Exercise details: Among the entries that follow, find every line with the word "Parliamentary" and list it.

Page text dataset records
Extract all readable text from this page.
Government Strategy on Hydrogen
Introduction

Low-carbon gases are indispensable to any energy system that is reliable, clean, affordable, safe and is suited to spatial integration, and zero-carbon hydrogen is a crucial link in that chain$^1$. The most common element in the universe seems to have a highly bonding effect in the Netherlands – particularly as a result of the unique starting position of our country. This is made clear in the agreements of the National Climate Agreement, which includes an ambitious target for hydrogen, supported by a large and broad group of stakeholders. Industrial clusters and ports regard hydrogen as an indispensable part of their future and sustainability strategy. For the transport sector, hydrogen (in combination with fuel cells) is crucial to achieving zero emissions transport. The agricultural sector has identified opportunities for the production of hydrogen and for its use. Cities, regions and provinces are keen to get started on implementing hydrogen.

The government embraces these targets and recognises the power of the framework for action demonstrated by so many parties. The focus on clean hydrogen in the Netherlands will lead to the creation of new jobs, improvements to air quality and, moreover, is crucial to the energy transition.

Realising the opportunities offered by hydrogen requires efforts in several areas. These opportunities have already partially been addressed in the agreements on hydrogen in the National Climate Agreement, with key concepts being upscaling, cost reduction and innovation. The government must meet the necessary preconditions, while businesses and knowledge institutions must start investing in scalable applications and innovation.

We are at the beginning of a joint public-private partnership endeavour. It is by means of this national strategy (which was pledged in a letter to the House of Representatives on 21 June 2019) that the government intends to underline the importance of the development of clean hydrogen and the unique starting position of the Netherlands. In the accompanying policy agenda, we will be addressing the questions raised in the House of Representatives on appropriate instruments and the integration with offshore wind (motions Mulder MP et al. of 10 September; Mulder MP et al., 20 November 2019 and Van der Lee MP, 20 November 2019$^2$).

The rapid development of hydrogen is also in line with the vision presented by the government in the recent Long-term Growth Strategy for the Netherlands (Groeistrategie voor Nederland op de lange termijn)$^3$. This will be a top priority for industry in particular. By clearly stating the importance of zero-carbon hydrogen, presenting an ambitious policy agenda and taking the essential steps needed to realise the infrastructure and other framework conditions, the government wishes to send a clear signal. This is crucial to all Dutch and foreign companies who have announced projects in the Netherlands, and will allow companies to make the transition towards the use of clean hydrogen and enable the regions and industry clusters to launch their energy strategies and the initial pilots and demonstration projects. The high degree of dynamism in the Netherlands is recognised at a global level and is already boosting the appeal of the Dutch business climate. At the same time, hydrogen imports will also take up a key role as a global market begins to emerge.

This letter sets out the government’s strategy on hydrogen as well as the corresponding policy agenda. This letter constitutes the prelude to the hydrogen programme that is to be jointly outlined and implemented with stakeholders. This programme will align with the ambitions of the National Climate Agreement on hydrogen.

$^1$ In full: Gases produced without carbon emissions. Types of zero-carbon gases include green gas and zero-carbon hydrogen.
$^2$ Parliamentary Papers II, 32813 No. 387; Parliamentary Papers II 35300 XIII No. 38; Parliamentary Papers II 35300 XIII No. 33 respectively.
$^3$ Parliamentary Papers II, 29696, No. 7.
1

--

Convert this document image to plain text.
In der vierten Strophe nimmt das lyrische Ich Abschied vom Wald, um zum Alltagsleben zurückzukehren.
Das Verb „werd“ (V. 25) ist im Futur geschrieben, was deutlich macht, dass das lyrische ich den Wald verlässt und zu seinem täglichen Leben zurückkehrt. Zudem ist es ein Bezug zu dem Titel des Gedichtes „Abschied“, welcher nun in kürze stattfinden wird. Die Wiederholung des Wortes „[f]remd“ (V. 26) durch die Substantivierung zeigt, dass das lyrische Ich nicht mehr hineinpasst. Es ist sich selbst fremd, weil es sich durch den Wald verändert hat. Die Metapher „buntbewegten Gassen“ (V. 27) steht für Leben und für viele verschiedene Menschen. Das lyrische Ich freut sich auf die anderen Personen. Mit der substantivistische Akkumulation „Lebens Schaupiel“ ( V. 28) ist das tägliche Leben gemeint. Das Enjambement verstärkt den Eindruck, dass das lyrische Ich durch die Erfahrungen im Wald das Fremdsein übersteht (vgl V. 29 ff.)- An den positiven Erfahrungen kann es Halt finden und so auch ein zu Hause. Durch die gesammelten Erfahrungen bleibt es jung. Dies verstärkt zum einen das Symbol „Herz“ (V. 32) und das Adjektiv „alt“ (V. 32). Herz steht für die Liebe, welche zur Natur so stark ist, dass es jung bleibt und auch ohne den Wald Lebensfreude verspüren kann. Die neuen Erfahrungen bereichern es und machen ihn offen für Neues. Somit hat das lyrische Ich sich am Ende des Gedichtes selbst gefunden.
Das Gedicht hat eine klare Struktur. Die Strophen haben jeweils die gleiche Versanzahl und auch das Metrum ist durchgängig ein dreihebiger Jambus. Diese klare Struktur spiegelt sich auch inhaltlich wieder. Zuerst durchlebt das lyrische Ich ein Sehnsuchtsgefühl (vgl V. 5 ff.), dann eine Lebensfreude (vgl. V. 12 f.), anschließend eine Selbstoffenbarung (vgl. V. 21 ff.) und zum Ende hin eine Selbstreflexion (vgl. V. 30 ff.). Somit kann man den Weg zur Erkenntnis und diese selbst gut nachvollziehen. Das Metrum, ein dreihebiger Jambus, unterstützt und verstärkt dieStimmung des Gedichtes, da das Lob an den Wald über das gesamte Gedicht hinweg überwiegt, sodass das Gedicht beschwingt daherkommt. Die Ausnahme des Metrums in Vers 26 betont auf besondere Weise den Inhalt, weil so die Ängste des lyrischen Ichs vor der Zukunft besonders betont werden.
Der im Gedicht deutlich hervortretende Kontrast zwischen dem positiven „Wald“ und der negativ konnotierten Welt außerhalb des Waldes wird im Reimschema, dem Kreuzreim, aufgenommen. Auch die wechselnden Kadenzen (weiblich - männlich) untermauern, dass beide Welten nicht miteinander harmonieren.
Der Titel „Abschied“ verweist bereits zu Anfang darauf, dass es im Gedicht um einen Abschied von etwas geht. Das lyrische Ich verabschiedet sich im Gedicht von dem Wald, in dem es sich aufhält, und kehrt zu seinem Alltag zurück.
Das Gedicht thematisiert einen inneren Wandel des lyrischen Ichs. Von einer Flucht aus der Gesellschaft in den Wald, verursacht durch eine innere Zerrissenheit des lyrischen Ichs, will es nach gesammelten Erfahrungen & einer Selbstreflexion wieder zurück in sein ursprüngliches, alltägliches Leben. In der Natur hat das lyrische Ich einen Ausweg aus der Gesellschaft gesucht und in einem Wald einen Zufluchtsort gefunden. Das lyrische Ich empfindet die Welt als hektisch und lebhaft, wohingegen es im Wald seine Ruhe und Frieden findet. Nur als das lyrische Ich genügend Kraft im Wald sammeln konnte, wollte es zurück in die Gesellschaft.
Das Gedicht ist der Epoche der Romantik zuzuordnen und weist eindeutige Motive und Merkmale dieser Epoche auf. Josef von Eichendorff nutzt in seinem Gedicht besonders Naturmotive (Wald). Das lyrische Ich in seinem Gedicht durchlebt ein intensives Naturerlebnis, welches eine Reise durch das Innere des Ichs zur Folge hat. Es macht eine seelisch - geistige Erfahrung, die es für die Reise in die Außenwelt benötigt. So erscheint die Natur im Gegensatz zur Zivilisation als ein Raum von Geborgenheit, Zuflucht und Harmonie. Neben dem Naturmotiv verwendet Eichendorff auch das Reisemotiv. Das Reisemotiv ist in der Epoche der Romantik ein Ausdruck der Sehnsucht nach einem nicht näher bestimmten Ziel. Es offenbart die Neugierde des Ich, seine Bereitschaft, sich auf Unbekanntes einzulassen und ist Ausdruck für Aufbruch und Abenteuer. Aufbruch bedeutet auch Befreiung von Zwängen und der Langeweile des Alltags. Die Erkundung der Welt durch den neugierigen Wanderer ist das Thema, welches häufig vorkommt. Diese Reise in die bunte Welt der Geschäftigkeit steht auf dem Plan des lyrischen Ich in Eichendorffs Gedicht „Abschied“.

---

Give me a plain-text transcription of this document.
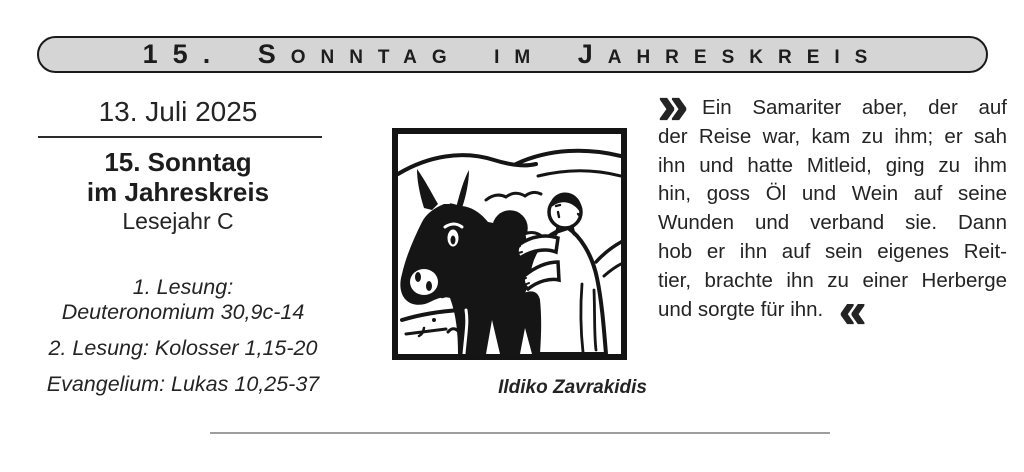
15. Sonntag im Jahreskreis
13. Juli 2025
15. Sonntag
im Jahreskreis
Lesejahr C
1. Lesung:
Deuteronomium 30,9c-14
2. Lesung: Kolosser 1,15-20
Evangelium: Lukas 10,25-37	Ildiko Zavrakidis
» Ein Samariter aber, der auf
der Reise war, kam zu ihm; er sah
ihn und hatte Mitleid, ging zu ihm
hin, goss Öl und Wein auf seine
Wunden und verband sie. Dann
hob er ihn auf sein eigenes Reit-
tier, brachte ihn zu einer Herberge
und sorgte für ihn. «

Completed exercise:
$^2$ Parliamentary Papers II, 32813 No. 387; Parliamentary Papers II 35300 XIII No. 38; Parliamentary Papers II 35300 XIII No. 33 respectively.
$^3$ Parliamentary Papers II, 29696, No. 7.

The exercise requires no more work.